═══ Record excerpts ═══

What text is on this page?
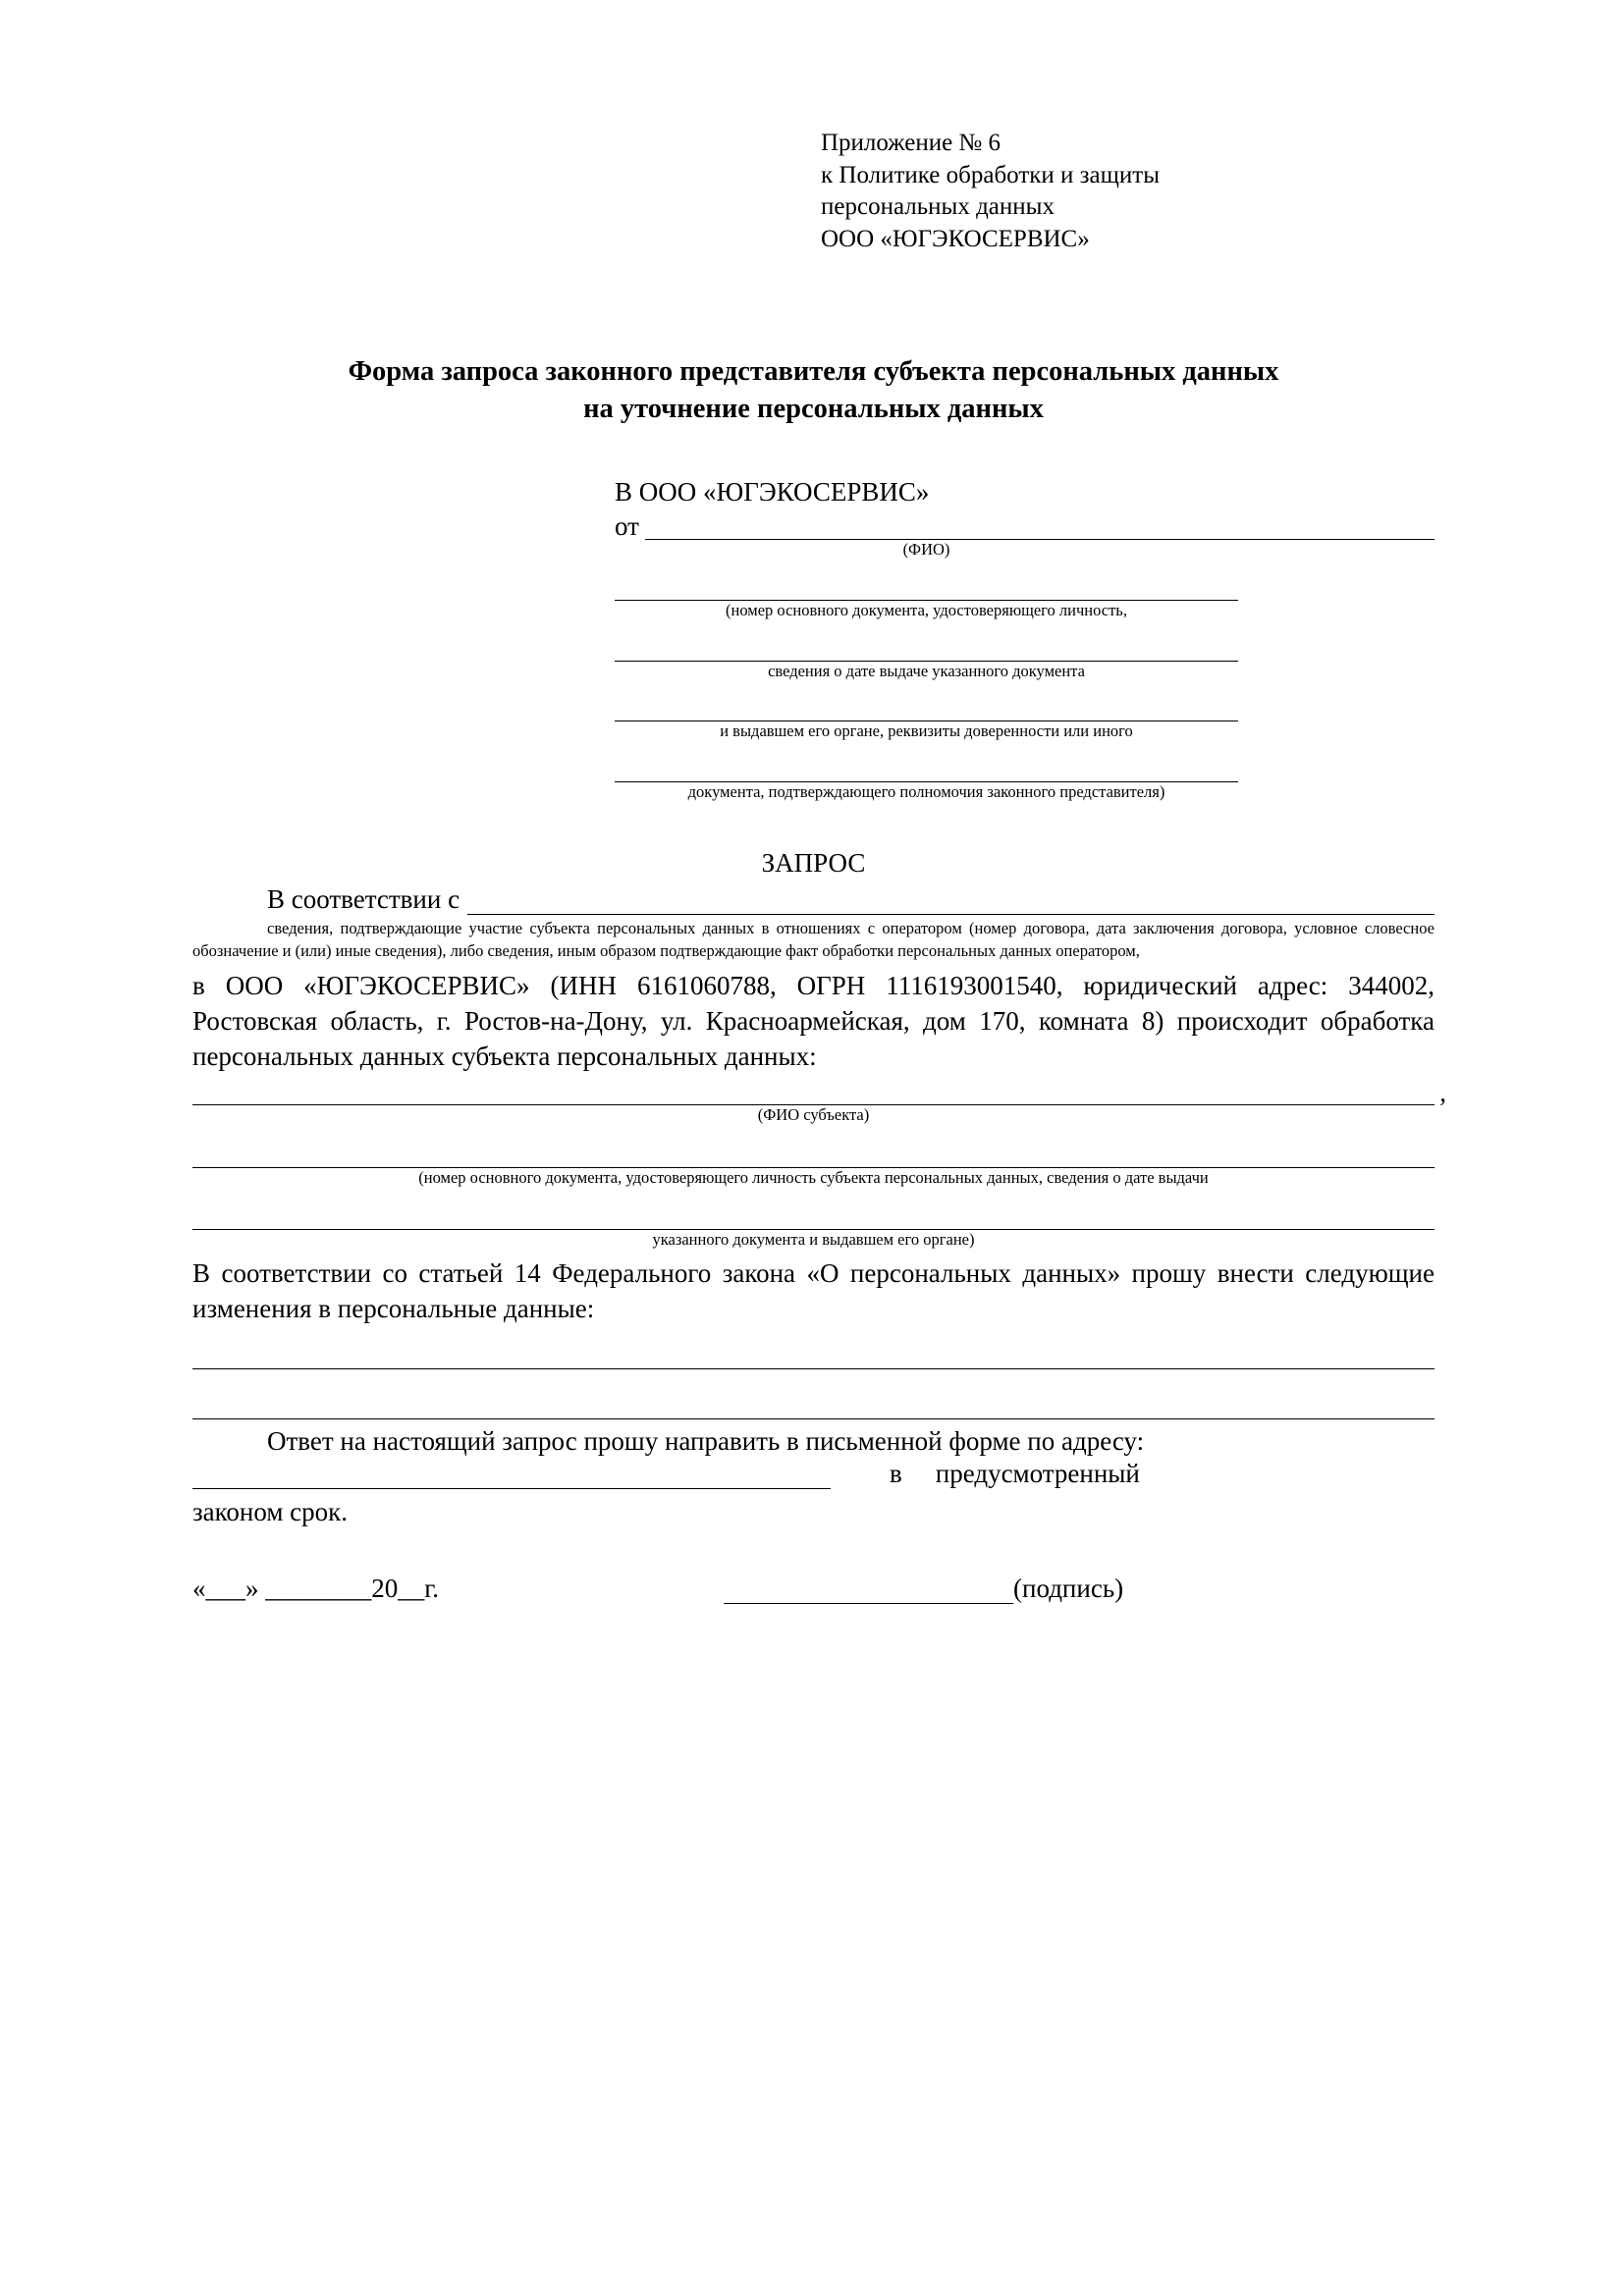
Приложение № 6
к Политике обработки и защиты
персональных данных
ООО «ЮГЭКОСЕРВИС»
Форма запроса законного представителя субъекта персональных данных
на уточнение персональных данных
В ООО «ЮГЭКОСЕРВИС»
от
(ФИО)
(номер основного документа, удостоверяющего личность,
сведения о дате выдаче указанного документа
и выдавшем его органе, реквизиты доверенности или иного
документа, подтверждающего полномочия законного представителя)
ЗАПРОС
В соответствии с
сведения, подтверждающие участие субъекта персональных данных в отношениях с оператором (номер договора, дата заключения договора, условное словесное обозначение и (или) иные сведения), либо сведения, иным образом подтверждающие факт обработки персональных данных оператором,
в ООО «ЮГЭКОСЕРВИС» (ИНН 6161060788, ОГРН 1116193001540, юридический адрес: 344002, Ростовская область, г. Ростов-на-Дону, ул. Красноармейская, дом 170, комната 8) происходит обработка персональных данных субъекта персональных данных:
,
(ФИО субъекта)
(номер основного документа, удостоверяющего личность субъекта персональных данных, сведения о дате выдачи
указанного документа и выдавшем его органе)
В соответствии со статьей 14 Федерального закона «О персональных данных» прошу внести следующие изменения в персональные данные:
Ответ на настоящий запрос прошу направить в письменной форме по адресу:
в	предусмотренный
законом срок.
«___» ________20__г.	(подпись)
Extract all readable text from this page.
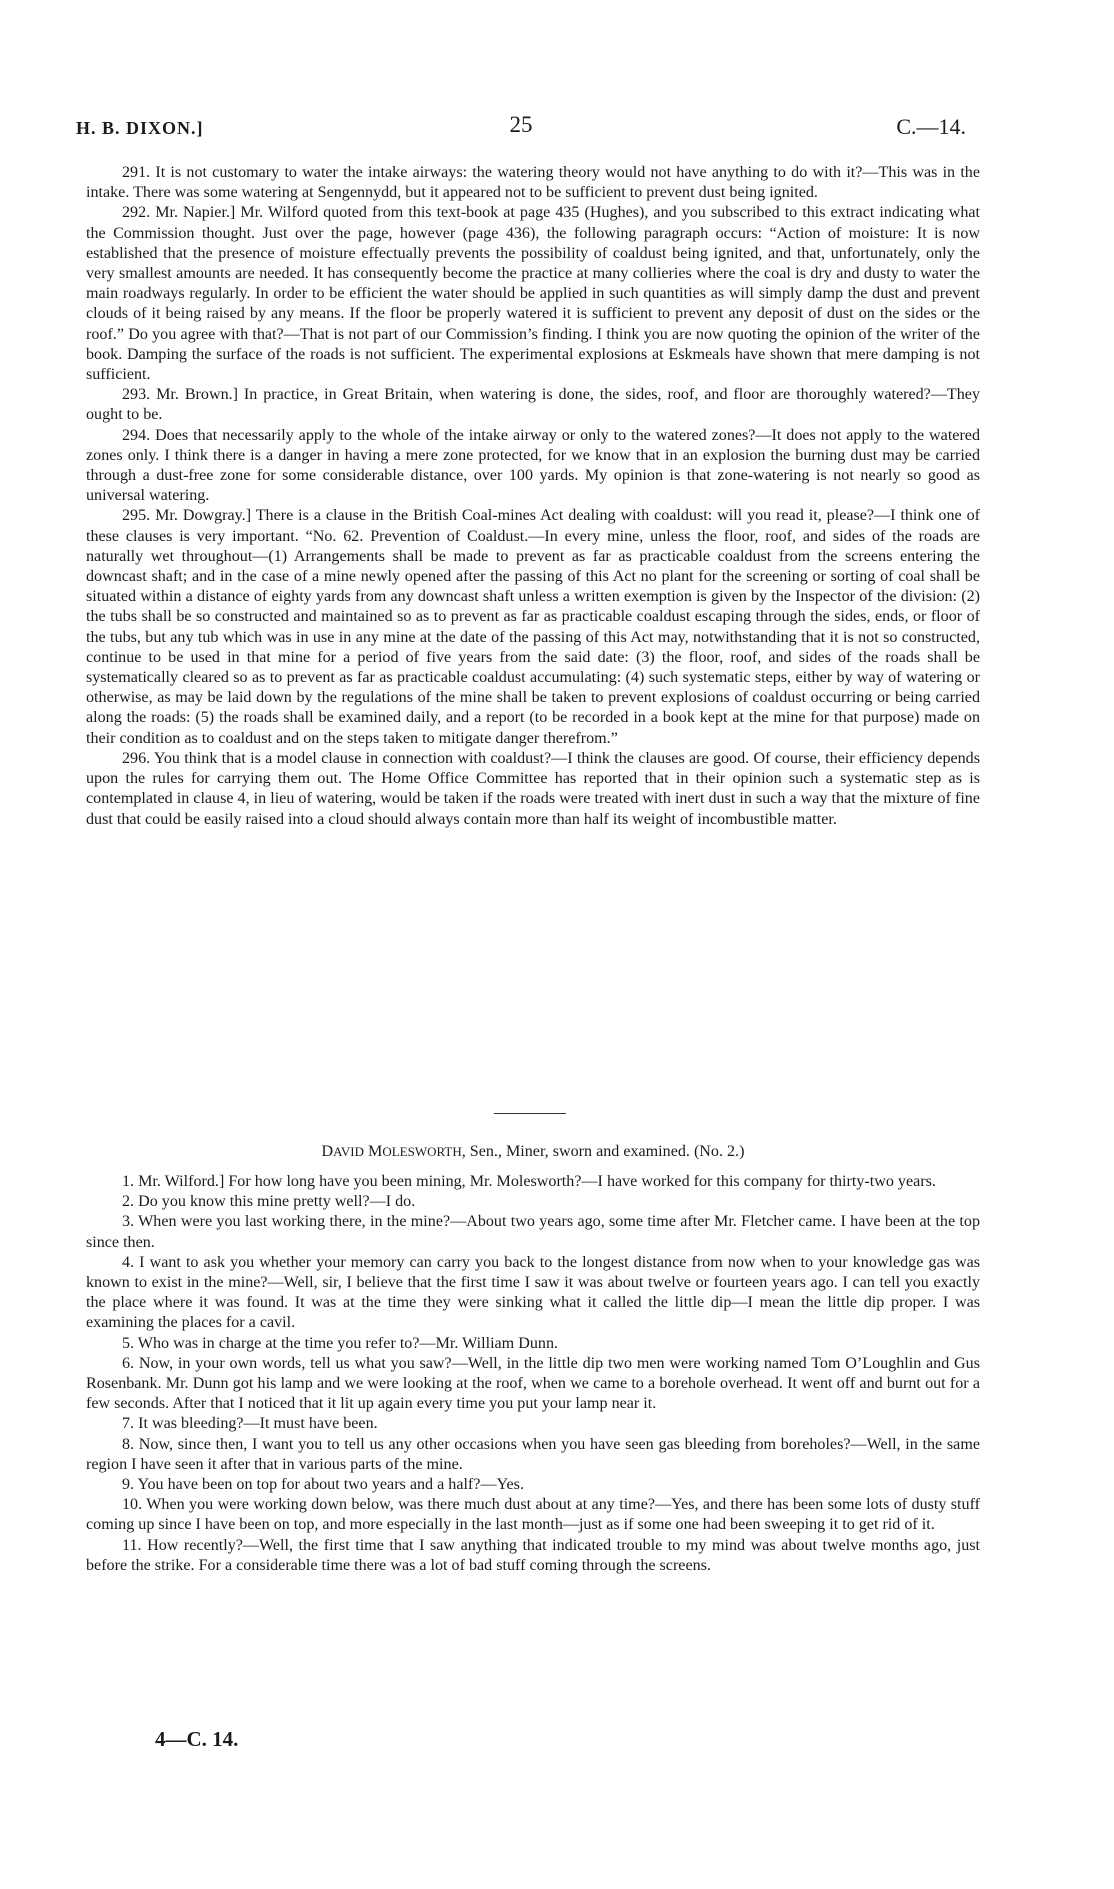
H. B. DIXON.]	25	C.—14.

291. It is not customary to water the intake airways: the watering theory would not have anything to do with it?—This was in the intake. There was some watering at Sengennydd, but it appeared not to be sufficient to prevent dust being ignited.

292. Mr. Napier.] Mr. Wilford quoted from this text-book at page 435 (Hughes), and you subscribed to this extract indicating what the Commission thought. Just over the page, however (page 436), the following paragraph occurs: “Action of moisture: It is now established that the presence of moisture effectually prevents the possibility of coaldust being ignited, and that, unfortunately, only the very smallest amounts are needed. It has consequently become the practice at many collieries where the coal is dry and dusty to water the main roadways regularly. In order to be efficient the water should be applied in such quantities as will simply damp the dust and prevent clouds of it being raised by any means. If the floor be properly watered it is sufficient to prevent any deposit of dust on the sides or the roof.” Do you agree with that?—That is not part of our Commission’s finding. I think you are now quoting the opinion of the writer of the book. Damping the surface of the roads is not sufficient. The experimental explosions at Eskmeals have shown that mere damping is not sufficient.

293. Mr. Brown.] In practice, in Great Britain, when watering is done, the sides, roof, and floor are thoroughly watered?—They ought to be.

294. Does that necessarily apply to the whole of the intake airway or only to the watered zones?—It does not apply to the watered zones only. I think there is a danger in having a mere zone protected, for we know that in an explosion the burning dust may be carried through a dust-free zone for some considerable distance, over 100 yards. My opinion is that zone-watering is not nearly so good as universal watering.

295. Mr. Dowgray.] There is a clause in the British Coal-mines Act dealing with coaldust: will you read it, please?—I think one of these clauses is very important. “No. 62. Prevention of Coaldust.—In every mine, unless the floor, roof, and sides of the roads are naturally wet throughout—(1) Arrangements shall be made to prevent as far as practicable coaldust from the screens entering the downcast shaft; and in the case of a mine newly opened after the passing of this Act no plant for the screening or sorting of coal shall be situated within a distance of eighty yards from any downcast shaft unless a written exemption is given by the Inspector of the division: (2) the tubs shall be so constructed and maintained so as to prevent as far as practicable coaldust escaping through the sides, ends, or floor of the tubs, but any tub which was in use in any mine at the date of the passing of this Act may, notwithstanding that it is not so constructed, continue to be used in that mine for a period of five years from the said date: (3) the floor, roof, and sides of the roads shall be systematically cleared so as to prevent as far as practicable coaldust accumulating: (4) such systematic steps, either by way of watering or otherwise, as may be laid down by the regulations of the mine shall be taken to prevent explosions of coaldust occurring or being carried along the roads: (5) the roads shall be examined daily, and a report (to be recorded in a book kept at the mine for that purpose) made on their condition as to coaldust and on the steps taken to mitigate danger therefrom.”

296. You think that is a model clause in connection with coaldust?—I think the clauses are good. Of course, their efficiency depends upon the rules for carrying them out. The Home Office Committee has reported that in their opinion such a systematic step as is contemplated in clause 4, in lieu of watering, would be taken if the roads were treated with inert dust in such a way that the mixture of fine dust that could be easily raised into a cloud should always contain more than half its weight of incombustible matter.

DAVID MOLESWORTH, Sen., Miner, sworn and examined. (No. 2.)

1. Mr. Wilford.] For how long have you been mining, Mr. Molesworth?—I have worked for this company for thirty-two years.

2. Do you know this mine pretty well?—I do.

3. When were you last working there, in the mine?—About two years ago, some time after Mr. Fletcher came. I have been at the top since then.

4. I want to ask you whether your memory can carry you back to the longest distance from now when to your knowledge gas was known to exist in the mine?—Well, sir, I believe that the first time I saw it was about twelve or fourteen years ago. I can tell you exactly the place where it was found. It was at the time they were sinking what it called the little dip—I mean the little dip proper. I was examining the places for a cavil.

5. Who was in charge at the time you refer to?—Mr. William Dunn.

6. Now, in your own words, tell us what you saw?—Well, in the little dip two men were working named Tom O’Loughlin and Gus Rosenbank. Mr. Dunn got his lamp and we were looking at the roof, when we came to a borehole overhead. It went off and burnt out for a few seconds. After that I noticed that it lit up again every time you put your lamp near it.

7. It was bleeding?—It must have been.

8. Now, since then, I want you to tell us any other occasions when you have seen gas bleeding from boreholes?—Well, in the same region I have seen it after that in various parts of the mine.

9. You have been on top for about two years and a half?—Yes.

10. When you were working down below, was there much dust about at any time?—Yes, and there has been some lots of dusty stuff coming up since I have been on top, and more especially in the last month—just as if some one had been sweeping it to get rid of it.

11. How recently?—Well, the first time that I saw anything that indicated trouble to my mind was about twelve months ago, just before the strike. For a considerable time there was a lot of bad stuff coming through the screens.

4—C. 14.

═══

*Problem details*.
Each record above should be copied character for character, with pictures dropped.

*Task response*.
What text is on this page?
Приложение № 6
к Политике обработки и защиты
персональных данных
ООО «ЮГЭКОСЕРВИС»
Форма запроса законного представителя субъекта персональных данных
на уточнение персональных данных
В ООО «ЮГЭКОСЕРВИС»
от
(ФИО)
(номер основного документа, удостоверяющего личность,
сведения о дате выдаче указанного документа
и выдавшем его органе, реквизиты доверенности или иного
документа, подтверждающего полномочия законного представителя)
ЗАПРОС
В соответствии с
сведения, подтверждающие участие субъекта персональных данных в отношениях с оператором (номер договора, дата заключения договора, условное словесное обозначение и (или) иные сведения), либо сведения, иным образом подтверждающие факт обработки персональных данных оператором,
в ООО «ЮГЭКОСЕРВИС» (ИНН 6161060788, ОГРН 1116193001540, юридический адрес: 344002, Ростовская область, г. Ростов-на-Дону, ул. Красноармейская, дом 170, комната 8) происходит обработка персональных данных субъекта персональных данных:
,
(ФИО субъекта)
(номер основного документа, удостоверяющего личность субъекта персональных данных, сведения о дате выдачи
указанного документа и выдавшем его органе)
В соответствии со статьей 14 Федерального закона «О персональных данных» прошу внести следующие изменения в персональные данные:
Ответ на настоящий запрос прошу направить в письменной форме по адресу:
в	предусмотренный
законом срок.
«___» ________20__г.	(подпись)
Extract all readable text from this page.
H. B. DIXON.]	25	C.—14.

291. It is not customary to water the intake airways: the watering theory would not have anything to do with it?—This was in the intake. There was some watering at Sengennydd, but it appeared not to be sufficient to prevent dust being ignited.

292. Mr. Napier.] Mr. Wilford quoted from this text-book at page 435 (Hughes), and you subscribed to this extract indicating what the Commission thought. Just over the page, however (page 436), the following paragraph occurs: “Action of moisture: It is now established that the presence of moisture effectually prevents the possibility of coaldust being ignited, and that, unfortunately, only the very smallest amounts are needed. It has consequently become the practice at many collieries where the coal is dry and dusty to water the main roadways regularly. In order to be efficient the water should be applied in such quantities as will simply damp the dust and prevent clouds of it being raised by any means. If the floor be properly watered it is sufficient to prevent any deposit of dust on the sides or the roof.” Do you agree with that?—That is not part of our Commission’s finding. I think you are now quoting the opinion of the writer of the book. Damping the surface of the roads is not sufficient. The experimental explosions at Eskmeals have shown that mere damping is not sufficient.

293. Mr. Brown.] In practice, in Great Britain, when watering is done, the sides, roof, and floor are thoroughly watered?—They ought to be.

294. Does that necessarily apply to the whole of the intake airway or only to the watered zones?—It does not apply to the watered zones only. I think there is a danger in having a mere zone protected, for we know that in an explosion the burning dust may be carried through a dust-free zone for some considerable distance, over 100 yards. My opinion is that zone-watering is not nearly so good as universal watering.

295. Mr. Dowgray.] There is a clause in the British Coal-mines Act dealing with coaldust: will you read it, please?—I think one of these clauses is very important. “No. 62. Prevention of Coaldust.—In every mine, unless the floor, roof, and sides of the roads are naturally wet throughout—(1) Arrangements shall be made to prevent as far as practicable coaldust from the screens entering the downcast shaft; and in the case of a mine newly opened after the passing of this Act no plant for the screening or sorting of coal shall be situated within a distance of eighty yards from any downcast shaft unless a written exemption is given by the Inspector of the division: (2) the tubs shall be so constructed and maintained so as to prevent as far as practicable coaldust escaping through the sides, ends, or floor of the tubs, but any tub which was in use in any mine at the date of the passing of this Act may, notwithstanding that it is not so constructed, continue to be used in that mine for a period of five years from the said date: (3) the floor, roof, and sides of the roads shall be systematically cleared so as to prevent as far as practicable coaldust accumulating: (4) such systematic steps, either by way of watering or otherwise, as may be laid down by the regulations of the mine shall be taken to prevent explosions of coaldust occurring or being carried along the roads: (5) the roads shall be examined daily, and a report (to be recorded in a book kept at the mine for that purpose) made on their condition as to coaldust and on the steps taken to mitigate danger therefrom.”

296. You think that is a model clause in connection with coaldust?—I think the clauses are good. Of course, their efficiency depends upon the rules for carrying them out. The Home Office Committee has reported that in their opinion such a systematic step as is contemplated in clause 4, in lieu of watering, would be taken if the roads were treated with inert dust in such a way that the mixture of fine dust that could be easily raised into a cloud should always contain more than half its weight of incombustible matter.

DAVID MOLESWORTH, Sen., Miner, sworn and examined. (No. 2.)

1. Mr. Wilford.] For how long have you been mining, Mr. Molesworth?—I have worked for this company for thirty-two years.

2. Do you know this mine pretty well?—I do.

3. When were you last working there, in the mine?—About two years ago, some time after Mr. Fletcher came. I have been at the top since then.

4. I want to ask you whether your memory can carry you back to the longest distance from now when to your knowledge gas was known to exist in the mine?—Well, sir, I believe that the first time I saw it was about twelve or fourteen years ago. I can tell you exactly the place where it was found. It was at the time they were sinking what it called the little dip—I mean the little dip proper. I was examining the places for a cavil.

5. Who was in charge at the time you refer to?—Mr. William Dunn.

6. Now, in your own words, tell us what you saw?—Well, in the little dip two men were working named Tom O’Loughlin and Gus Rosenbank. Mr. Dunn got his lamp and we were looking at the roof, when we came to a borehole overhead. It went off and burnt out for a few seconds. After that I noticed that it lit up again every time you put your lamp near it.

7. It was bleeding?—It must have been.

8. Now, since then, I want you to tell us any other occasions when you have seen gas bleeding from boreholes?—Well, in the same region I have seen it after that in various parts of the mine.

9. You have been on top for about two years and a half?—Yes.

10. When you were working down below, was there much dust about at any time?—Yes, and there has been some lots of dusty stuff coming up since I have been on top, and more especially in the last month—just as if some one had been sweeping it to get rid of it.

11. How recently?—Well, the first time that I saw anything that indicated trouble to my mind was about twelve months ago, just before the strike. For a considerable time there was a lot of bad stuff coming through the screens.

4—C. 14.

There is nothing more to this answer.